◆ What is being asked ◆
Say how many lines contain the word "Vietnamese". Only the number should be given.

-- begin Excerpted records --

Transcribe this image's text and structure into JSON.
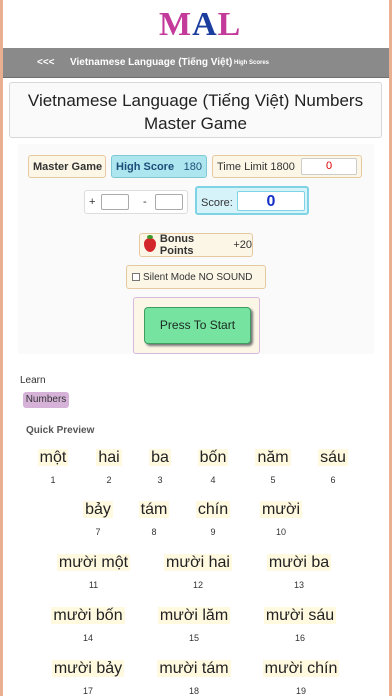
{
  "logo": {
    "m": "M",
    "a": "A",
    "l": "L"
  },
  "nav": {
    "back": "<<<",
    "title": "Vietnamese Language (Tiếng Việt)",
    "high_scores": "High Scores"
  },
  "page": {
    "title": "Vietnamese Language (Tiếng Việt) Numbers Master Game"
  },
  "game": {
    "master_label": "Master Game",
    "high_score_label": "High Score",
    "high_score_value": "180",
    "time_limit_label": "Time Limit 1800",
    "timer_value": "0",
    "plus": "+",
    "minus": "-",
    "score_label": "Score:",
    "score_value": "0",
    "bonus_label": "Bonus Points",
    "bonus_value": "+20",
    "silent_label": "Silent Mode NO SOUND",
    "start_label": "Press To Start"
  },
  "learn": {
    "label": "Learn",
    "tag": "Numbers",
    "preview_label": "Quick Preview"
  },
  "tiles": [
    {
      "word": "một",
      "num": "1"
    },
    {
      "word": "hai",
      "num": "2"
    },
    {
      "word": "ba",
      "num": "3"
    },
    {
      "word": "bốn",
      "num": "4"
    },
    {
      "word": "năm",
      "num": "5"
    },
    {
      "word": "sáu",
      "num": "6"
    },
    {
      "word": "bảy",
      "num": "7"
    },
    {
      "word": "tám",
      "num": "8"
    },
    {
      "word": "chín",
      "num": "9"
    },
    {
      "word": "mười",
      "num": "10"
    },
    {
      "word": "mười một",
      "num": "11"
    },
    {
      "word": "mười hai",
      "num": "12"
    },
    {
      "word": "mười ba",
      "num": "13"
    },
    {
      "word": "mười bốn",
      "num": "14"
    },
    {
      "word": "mười lăm",
      "num": "15"
    },
    {
      "word": "mười sáu",
      "num": "16"
    },
    {
      "word": "mười bảy",
      "num": "17"
    },
    {
      "word": "mười tám",
      "num": "18"
    },
    {
      "word": "mười chín",
      "num": "19"
    }
  ],
  "colors": {
    "accent_start": "#76e3a0",
    "score_blue": "#1530c8",
    "timer_red": "#dd0000",
    "nav_gray": "#8a8a8a"
  },
  "icons": {
    "bonus": "strawberry-icon"
  }
}
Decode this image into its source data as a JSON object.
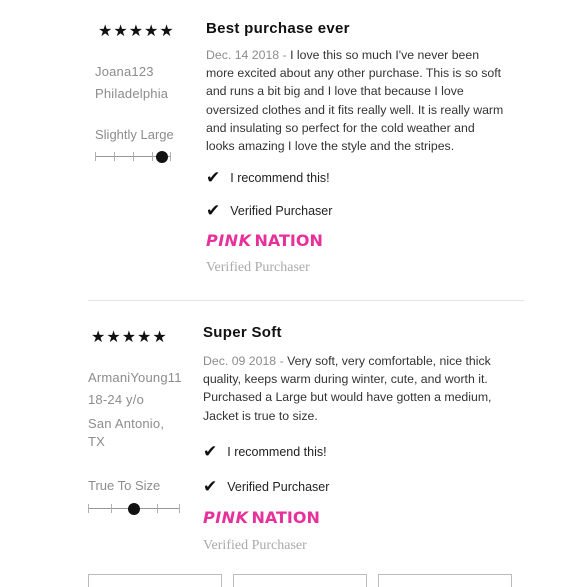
{
  "reviews": [
    {
      "stars": "★★★★★",
      "username": "Joana123",
      "location_line1": "Philadelphia",
      "location_line2": "",
      "age": "",
      "fit_label": "Slightly Large",
      "fit_level": 0.875,
      "title": "Best purchase ever",
      "date": "Dec. 14 2018",
      "separator": " - ",
      "text": "I love this so much I've never been more excited about any other purchase. This is so soft and runs a bit big and I love that because I love oversized clothes and it fits really well. It is really warm and insulating so perfect for the cold weather and looks amazing I love the style and the stripes.",
      "recommend": "I recommend this!",
      "verified": "Verified Purchaser",
      "logo_part1": "PINK",
      "logo_part2": "NATION",
      "verified_badge": "Verified Purchaser"
    },
    {
      "stars": "★★★★★",
      "username": "ArmaniYoung11",
      "age": "18-24 y/o",
      "location_line1": "San Antonio,",
      "location_line2": "TX",
      "fit_label": "True To Size",
      "fit_level": 0.5,
      "title": "Super Soft",
      "date": "Dec. 09 2018",
      "separator": " - ",
      "text": "Very soft, very comfortable, nice thick quality, keeps warm during winter, cute, and worth it. Purchased a Large but would have gotten a medium, Jacket is true to size.",
      "recommend": "I recommend this!",
      "verified": "Verified Purchaser",
      "logo_part1": "PINK",
      "logo_part2": "NATION",
      "verified_badge": "Verified Purchaser"
    }
  ],
  "icons": {
    "check": "check-icon",
    "star": "star-icon"
  }
}
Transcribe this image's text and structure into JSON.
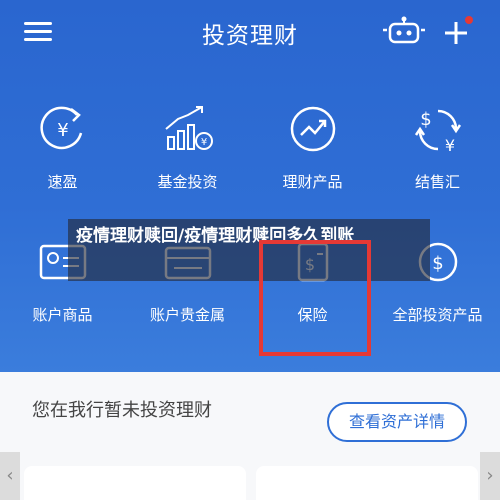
{
  "header": {
    "title": "投资理财",
    "menu_icon": "menu-icon",
    "service_icon": "robot-icon",
    "add_icon": "plus-icon",
    "badge_color": "#e53935"
  },
  "menu_row1": [
    {
      "label": "速盈",
      "icon": "yuan-cycle-icon"
    },
    {
      "label": "基金投资",
      "icon": "fund-chart-icon"
    },
    {
      "label": "理财产品",
      "icon": "trend-icon"
    },
    {
      "label": "结售汇",
      "icon": "currency-exchange-icon"
    }
  ],
  "menu_row2": [
    {
      "label": "账户商品",
      "icon": "account-goods-icon"
    },
    {
      "label": "账户贵金属",
      "icon": "precious-metal-icon"
    },
    {
      "label": "保险",
      "icon": "insurance-icon"
    },
    {
      "label": "全部投资产品",
      "icon": "all-products-icon"
    }
  ],
  "banner": {
    "text": "疫情理财赎回/疫情理财赎回多久到账"
  },
  "card": {
    "message": "您在我行暂未投资理财",
    "button": "查看资产详情"
  },
  "colors": {
    "brand_blue": "#2f6fd6",
    "highlight_red": "#e53935"
  }
}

-- end Excerpted records --

◆ Expected output ◆
2